Provided text:
>> Begin

I understood the argument, but I didn’t understand why Taylor’s argument doesn’t just get thrown out. Does the claim that I’m not supposed to rely on the senses still carry weight? Because from your answer I understood that the challenge from evolution really does stand, but we simply return to our insight about the argument from outside the laws and rely on that, while Taylor’s argument itself no longer stands. But if so, your whole argument about confidence in the senses falls apart. Did I understand correctly?

Answer

As far as I remember, I gave there several explanations for why the challenge from evolution does not overturn the argument: 1. Trust in the senses did not arise, and its source did not really change, after Darwin’s discoveries. 2. The theory of evolution itself relies on trust in the senses. 3. Evolution is not a basis for the full confidence that we actually have (after all, who can guarantee that we have reached complete reliability of the senses? Maybe we are only halfway there?). And only at the end did I conclude with the pincer move back to the “philosophical” argument.

>> End

Given problem: Copy the passage on Taylor's argument from "I understood the" up to and including "I understand correctly?". Work only from the passage on Taylor's argument.

Records:
>> Begin

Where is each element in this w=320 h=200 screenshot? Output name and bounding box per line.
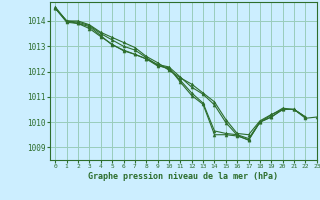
X-axis label: Graphe pression niveau de la mer (hPa): Graphe pression niveau de la mer (hPa): [88, 172, 278, 181]
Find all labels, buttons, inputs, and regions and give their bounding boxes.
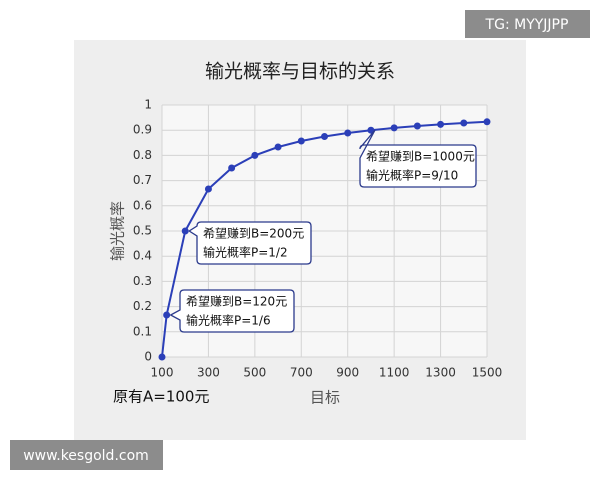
x-axis-label: 目标 [310,389,340,407]
x-tick-label: 1500 [472,366,503,380]
line [161,120,488,358]
y-tick-label: 0.1 [133,324,152,338]
y-tick-label: 0.7 [133,173,152,187]
point [460,119,468,127]
point [321,133,328,140]
y-tick-label: 0 [144,350,152,364]
point [297,137,305,145]
callout-text: 希望赚到B=120元 [186,294,287,309]
point [437,120,445,128]
y-tick-label: 0.3 [133,274,152,288]
callout-text: 希望赚到B=1000元 [366,149,475,164]
x-tick-label: 1100 [379,366,410,380]
watermark-box [10,440,163,470]
y-tick-label: 0.2 [133,299,152,313]
y-tick-label: 0.4 [133,249,152,263]
x-tick-label: 900 [336,366,359,380]
point [251,151,259,159]
point [158,353,166,361]
y-tick-label: 0.6 [133,198,152,212]
y-axis-label: 输光概率 [109,201,127,261]
point [413,122,421,130]
callout-text: 输光概率P=9/10 [366,168,458,183]
point [344,129,352,137]
y-tick-label: 0.8 [133,148,152,162]
callout-text: 输光概率P=1/6 [186,313,271,328]
callout-box [359,129,477,188]
callout-box [188,221,312,265]
point [181,227,189,235]
callout-box [169,289,295,333]
x-tick-label: 100 [151,366,174,380]
callout-text: 输光概率P=1/2 [203,245,288,260]
x-tick-label: 300 [197,366,220,380]
x-tick-label: 500 [243,366,266,380]
point [483,118,491,126]
x-tick-label: 1300 [425,366,456,380]
note: 原有A=100元 [113,388,209,406]
x-tick-label: 700 [290,366,313,380]
y-tick-label: 1 [144,98,152,112]
point [204,185,212,193]
point [228,164,236,172]
point [390,124,398,132]
watermark: www.kesgold.com [23,448,149,464]
point [163,311,171,319]
callout-text: 希望赚到B=200元 [203,226,304,241]
y-tick-label: 0.9 [133,123,152,137]
point [274,143,282,151]
chart-title: 输光概率与目标的关系 [205,61,395,83]
y-tick-label: 0.5 [133,224,152,238]
watermark-box [465,10,590,38]
watermark: TG: MYYJJPP [485,17,569,33]
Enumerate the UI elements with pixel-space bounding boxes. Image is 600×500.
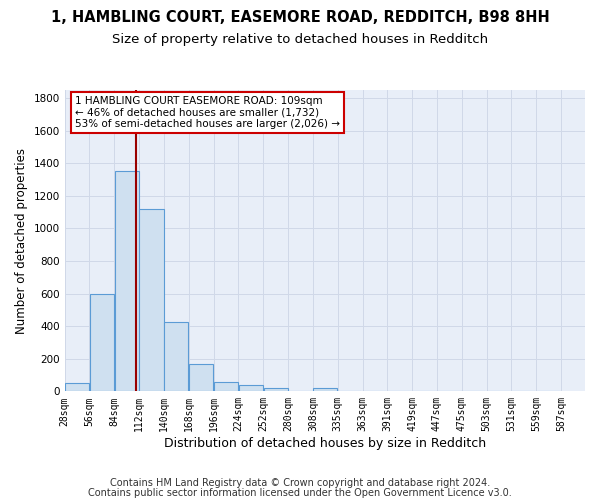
Y-axis label: Number of detached properties: Number of detached properties xyxy=(15,148,28,334)
Text: Contains HM Land Registry data © Crown copyright and database right 2024.: Contains HM Land Registry data © Crown c… xyxy=(110,478,490,488)
Bar xyxy=(65,383,89,392)
Bar xyxy=(239,385,263,392)
Text: 1 HAMBLING COURT EASEMORE ROAD: 109sqm
← 46% of detached houses are smaller (1,7: 1 HAMBLING COURT EASEMORE ROAD: 109sqm ←… xyxy=(75,96,340,129)
Bar xyxy=(90,294,114,392)
Text: 1, HAMBLING COURT, EASEMORE ROAD, REDDITCH, B98 8HH: 1, HAMBLING COURT, EASEMORE ROAD, REDDIT… xyxy=(50,10,550,25)
Bar xyxy=(313,388,337,392)
Bar xyxy=(139,209,164,392)
Bar xyxy=(189,364,213,392)
Bar xyxy=(164,322,188,392)
X-axis label: Distribution of detached houses by size in Redditch: Distribution of detached houses by size … xyxy=(164,437,486,450)
Text: Size of property relative to detached houses in Redditch: Size of property relative to detached ho… xyxy=(112,32,488,46)
Text: Contains public sector information licensed under the Open Government Licence v3: Contains public sector information licen… xyxy=(88,488,512,498)
Bar xyxy=(115,172,139,392)
Bar xyxy=(263,388,287,392)
Bar xyxy=(214,382,238,392)
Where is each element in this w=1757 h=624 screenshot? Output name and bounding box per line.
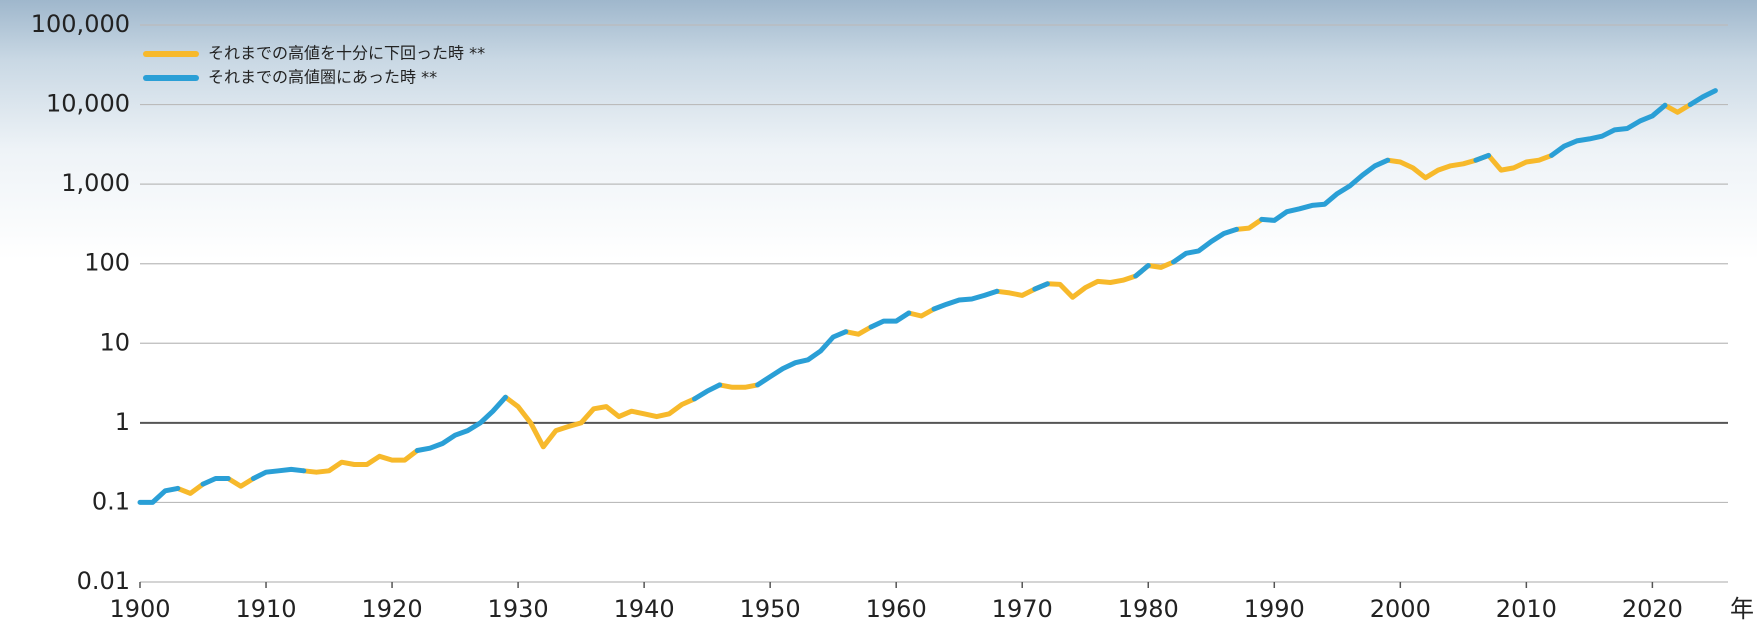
x-tick-label: 2010	[1496, 595, 1557, 623]
x-tick-label: 1910	[235, 595, 296, 623]
y-tick-label: 1	[115, 408, 130, 436]
y-tick-label: 10,000	[46, 90, 130, 118]
x-tick-label: 2000	[1370, 595, 1431, 623]
line-series	[175, 102, 1693, 496]
x-tick-label: 1960	[866, 595, 927, 623]
x-tick-label: 1980	[1118, 595, 1179, 623]
x-tick-label: 1900	[109, 595, 170, 623]
x-tick-label: 1940	[614, 595, 675, 623]
x-tick-label: 1930	[488, 595, 549, 623]
x-tick-label: 2020	[1622, 595, 1683, 623]
x-tick-label: 1990	[1244, 595, 1305, 623]
legend-label: それまでの高値を十分に下回った時 **	[208, 44, 485, 63]
y-tick-label: 1,000	[61, 169, 130, 197]
x-tick-label: 1920	[362, 595, 423, 623]
line-series	[137, 88, 1718, 505]
x-axis-label: 年	[1730, 595, 1754, 623]
y-tick-label: 100	[84, 249, 130, 277]
legend-label: それまでの高値圏にあった時 **	[208, 68, 437, 87]
y-tick-label: 10	[99, 328, 130, 356]
x-tick-label: 1950	[740, 595, 801, 623]
y-tick-label: 0.01	[77, 567, 130, 595]
x-tick-label: 1970	[992, 595, 1053, 623]
y-tick-label: 100,000	[31, 10, 130, 38]
y-tick-label: 0.1	[92, 487, 130, 515]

>> End

Result below:
I understood the argument, but I didn’t understand why Taylor’s argument doesn’t just get thrown out. Does the claim that I’m not supposed to rely on the senses still carry weight? Because from your answer I understood that the challenge from evolution really does stand, but we simply return to our insight about the argument from outside the laws and rely on that, while Taylor’s argument itself no longer stands. But if so, your whole argument about confidence in the senses falls apart. Did I understand correctly?